[Start of Supplied information]
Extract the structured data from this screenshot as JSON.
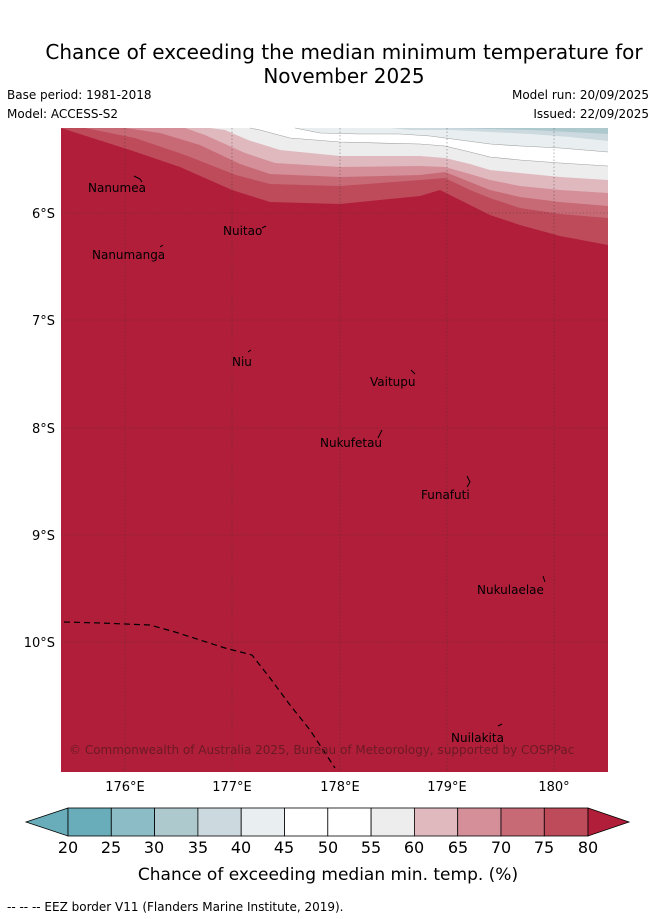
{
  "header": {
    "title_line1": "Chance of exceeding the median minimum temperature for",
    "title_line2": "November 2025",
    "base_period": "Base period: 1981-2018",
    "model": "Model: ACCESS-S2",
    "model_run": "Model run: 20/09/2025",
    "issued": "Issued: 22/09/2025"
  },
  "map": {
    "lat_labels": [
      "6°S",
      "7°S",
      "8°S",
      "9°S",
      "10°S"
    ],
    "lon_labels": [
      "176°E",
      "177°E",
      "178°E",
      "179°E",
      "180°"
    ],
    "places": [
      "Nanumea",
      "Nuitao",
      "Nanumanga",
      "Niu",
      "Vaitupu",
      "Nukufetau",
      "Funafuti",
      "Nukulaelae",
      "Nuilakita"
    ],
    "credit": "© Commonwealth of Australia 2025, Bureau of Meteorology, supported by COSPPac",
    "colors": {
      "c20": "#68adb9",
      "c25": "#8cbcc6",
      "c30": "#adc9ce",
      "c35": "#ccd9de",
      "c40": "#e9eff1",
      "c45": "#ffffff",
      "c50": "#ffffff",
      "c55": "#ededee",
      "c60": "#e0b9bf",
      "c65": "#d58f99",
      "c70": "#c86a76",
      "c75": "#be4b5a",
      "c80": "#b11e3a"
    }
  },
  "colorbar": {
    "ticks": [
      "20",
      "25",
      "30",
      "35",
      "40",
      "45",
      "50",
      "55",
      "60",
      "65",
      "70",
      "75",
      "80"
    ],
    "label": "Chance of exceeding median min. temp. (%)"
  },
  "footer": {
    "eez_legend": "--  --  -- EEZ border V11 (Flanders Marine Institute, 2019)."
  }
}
[End of Supplied information]
● Task requirements:
From the entries above, copy out every line where the string "exceeding" appears.

● Output of the exercise:
    "title_line1": "Chance of exceeding the median minimum temperature for",
    "label": "Chance of exceeding median min. temp. (%)"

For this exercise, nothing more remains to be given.